**WRITTEN EXERCISE**
Find each line containing the string "持续高浓度吸氧". Copy it.

**DATASET RECORDS**
________________

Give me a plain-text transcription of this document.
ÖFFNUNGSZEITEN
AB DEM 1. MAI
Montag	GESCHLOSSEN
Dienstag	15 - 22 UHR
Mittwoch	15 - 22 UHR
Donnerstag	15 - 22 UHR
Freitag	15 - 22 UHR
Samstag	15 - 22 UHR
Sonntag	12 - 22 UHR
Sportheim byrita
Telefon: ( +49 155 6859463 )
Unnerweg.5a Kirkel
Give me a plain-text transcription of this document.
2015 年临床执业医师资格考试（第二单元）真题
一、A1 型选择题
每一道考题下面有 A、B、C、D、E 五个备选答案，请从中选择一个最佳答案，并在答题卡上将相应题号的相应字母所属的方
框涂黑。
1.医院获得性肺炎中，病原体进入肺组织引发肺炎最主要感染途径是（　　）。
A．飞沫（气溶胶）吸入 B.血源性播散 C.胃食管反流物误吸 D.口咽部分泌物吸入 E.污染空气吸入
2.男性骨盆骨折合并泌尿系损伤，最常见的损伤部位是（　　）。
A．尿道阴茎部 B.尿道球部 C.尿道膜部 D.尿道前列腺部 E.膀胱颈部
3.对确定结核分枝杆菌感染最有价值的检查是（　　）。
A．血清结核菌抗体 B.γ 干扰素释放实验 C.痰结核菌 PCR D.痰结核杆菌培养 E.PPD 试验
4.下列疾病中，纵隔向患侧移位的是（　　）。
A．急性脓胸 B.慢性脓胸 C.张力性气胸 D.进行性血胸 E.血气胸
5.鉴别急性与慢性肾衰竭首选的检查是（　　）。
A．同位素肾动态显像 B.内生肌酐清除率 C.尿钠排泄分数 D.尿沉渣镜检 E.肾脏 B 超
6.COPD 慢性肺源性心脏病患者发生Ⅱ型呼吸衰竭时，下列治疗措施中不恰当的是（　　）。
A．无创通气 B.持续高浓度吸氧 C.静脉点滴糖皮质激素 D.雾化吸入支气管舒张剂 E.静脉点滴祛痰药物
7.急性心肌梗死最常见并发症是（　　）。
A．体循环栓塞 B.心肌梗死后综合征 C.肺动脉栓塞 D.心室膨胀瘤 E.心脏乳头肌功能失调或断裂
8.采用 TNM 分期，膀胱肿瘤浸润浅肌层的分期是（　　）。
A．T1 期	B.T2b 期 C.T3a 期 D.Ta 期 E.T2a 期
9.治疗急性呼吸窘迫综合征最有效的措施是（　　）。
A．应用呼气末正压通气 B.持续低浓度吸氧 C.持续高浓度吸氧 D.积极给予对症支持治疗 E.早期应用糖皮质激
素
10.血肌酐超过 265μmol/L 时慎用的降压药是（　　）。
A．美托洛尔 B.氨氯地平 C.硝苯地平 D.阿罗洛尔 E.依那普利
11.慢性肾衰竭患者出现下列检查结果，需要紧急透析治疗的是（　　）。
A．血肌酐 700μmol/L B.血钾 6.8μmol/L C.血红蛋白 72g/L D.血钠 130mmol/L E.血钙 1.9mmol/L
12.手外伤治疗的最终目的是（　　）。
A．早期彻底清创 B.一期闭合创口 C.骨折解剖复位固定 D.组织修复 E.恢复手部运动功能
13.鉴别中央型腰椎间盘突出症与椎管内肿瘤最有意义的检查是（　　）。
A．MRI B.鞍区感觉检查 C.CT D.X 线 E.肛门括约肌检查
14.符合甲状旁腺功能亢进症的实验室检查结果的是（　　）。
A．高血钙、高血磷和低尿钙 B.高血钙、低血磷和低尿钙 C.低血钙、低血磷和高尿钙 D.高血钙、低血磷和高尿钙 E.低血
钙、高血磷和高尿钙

________________

**SOLUTION TO THE PROBLEM**
A．无创通气 B.持续高浓度吸氧 C.静脉点滴糖皮质激素 D.雾化吸入支气管舒张剂 E.静脉点滴祛痰药物
A．应用呼气末正压通气 B.持续低浓度吸氧 C.持续高浓度吸氧 D.积极给予对症支持治疗 E.早期应用糖皮质激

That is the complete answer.